::: Items

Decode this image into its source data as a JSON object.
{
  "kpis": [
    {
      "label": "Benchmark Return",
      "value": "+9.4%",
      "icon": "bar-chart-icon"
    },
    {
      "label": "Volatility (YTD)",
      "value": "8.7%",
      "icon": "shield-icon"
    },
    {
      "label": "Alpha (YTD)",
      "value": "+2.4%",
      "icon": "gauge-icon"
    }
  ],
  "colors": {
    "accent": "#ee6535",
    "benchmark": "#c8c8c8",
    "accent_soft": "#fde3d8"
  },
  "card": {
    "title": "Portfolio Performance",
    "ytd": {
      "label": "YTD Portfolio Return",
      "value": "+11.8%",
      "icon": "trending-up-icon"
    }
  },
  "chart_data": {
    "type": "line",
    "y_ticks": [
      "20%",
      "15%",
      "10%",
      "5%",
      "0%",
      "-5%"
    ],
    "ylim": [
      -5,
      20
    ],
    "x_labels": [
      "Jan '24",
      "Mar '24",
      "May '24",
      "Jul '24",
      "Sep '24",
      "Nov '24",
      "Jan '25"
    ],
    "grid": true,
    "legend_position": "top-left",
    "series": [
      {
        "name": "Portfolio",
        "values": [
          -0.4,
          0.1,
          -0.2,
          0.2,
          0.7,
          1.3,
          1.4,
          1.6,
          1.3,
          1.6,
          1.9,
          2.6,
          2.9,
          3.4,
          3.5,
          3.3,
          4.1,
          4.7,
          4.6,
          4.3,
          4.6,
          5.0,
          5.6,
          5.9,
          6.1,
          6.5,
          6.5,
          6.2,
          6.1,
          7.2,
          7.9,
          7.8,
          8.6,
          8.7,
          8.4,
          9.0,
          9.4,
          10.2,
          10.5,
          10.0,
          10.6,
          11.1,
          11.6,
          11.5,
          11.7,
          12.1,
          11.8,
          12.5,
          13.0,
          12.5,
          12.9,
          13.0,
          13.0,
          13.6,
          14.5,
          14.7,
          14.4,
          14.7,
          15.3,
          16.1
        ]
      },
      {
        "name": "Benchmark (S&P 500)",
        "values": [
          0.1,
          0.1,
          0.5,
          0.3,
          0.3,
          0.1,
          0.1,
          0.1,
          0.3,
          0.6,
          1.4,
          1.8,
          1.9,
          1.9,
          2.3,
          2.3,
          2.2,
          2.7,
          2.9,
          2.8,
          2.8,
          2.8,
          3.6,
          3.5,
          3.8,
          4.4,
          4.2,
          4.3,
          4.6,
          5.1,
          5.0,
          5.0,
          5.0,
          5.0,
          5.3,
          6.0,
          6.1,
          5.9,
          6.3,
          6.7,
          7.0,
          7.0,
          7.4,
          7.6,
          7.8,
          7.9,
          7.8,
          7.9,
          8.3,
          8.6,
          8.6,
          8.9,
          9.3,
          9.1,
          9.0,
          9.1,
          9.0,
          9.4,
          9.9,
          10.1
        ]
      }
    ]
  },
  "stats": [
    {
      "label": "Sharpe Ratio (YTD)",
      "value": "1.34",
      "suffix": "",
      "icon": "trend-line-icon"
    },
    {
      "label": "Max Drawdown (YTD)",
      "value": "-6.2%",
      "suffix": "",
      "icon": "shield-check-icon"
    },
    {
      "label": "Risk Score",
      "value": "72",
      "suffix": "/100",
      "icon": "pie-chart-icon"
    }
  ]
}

::::::

What you should do:
Please repeat the material above, word for word and in full.

Answer to the problem:
Decode this image into its source data as a JSON object.
{
  "kpis": [
    {
      "label": "Benchmark Return",
      "value": "+9.4%",
      "icon": "bar-chart-icon"
    },
    {
      "label": "Volatility (YTD)",
      "value": "8.7%",
      "icon": "shield-icon"
    },
    {
      "label": "Alpha (YTD)",
      "value": "+2.4%",
      "icon": "gauge-icon"
    }
  ],
  "colors": {
    "accent": "#ee6535",
    "benchmark": "#c8c8c8",
    "accent_soft": "#fde3d8"
  },
  "card": {
    "title": "Portfolio Performance",
    "ytd": {
      "label": "YTD Portfolio Return",
      "value": "+11.8%",
      "icon": "trending-up-icon"
    }
  },
  "chart_data": {
    "type": "line",
    "y_ticks": [
      "20%",
      "15%",
      "10%",
      "5%",
      "0%",
      "-5%"
    ],
    "ylim": [
      -5,
      20
    ],
    "x_labels": [
      "Jan '24",
      "Mar '24",
      "May '24",
      "Jul '24",
      "Sep '24",
      "Nov '24",
      "Jan '25"
    ],
    "grid": true,
    "legend_position": "top-left",
    "series": [
      {
        "name": "Portfolio",
        "values": [
          -0.4,
          0.1,
          -0.2,
          0.2,
          0.7,
          1.3,
          1.4,
          1.6,
          1.3,
          1.6,
          1.9,
          2.6,
          2.9,
          3.4,
          3.5,
          3.3,
          4.1,
          4.7,
          4.6,
          4.3,
          4.6,
          5.0,
          5.6,
          5.9,
          6.1,
          6.5,
          6.5,
          6.2,
          6.1,
          7.2,
          7.9,
          7.8,
          8.6,
          8.7,
          8.4,
          9.0,
          9.4,
          10.2,
          10.5,
          10.0,
          10.6,
          11.1,
          11.6,
          11.5,
          11.7,
          12.1,
          11.8,
          12.5,
          13.0,
          12.5,
          12.9,
          13.0,
          13.0,
          13.6,
          14.5,
          14.7,
          14.4,
          14.7,
          15.3,
          16.1
        ]
      },
      {
        "name": "Benchmark (S&P 500)",
        "values": [
          0.1,
          0.1,
          0.5,
          0.3,
          0.3,
          0.1,
          0.1,
          0.1,
          0.3,
          0.6,
          1.4,
          1.8,
          1.9,
          1.9,
          2.3,
          2.3,
          2.2,
          2.7,
          2.9,
          2.8,
          2.8,
          2.8,
          3.6,
          3.5,
          3.8,
          4.4,
          4.2,
          4.3,
          4.6,
          5.1,
          5.0,
          5.0,
          5.0,
          5.0,
          5.3,
          6.0,
          6.1,
          5.9,
          6.3,
          6.7,
          7.0,
          7.0,
          7.4,
          7.6,
          7.8,
          7.9,
          7.8,
          7.9,
          8.3,
          8.6,
          8.6,
          8.9,
          9.3,
          9.1,
          9.0,
          9.1,
          9.0,
          9.4,
          9.9,
          10.1
        ]
      }
    ]
  },
  "stats": [
    {
      "label": "Sharpe Ratio (YTD)",
      "value": "1.34",
      "suffix": "",
      "icon": "trend-line-icon"
    },
    {
      "label": "Max Drawdown (YTD)",
      "value": "-6.2%",
      "suffix": "",
      "icon": "shield-check-icon"
    },
    {
      "label": "Risk Score",
      "value": "72",
      "suffix": "/100",
      "icon": "pie-chart-icon"
    }
  ]
}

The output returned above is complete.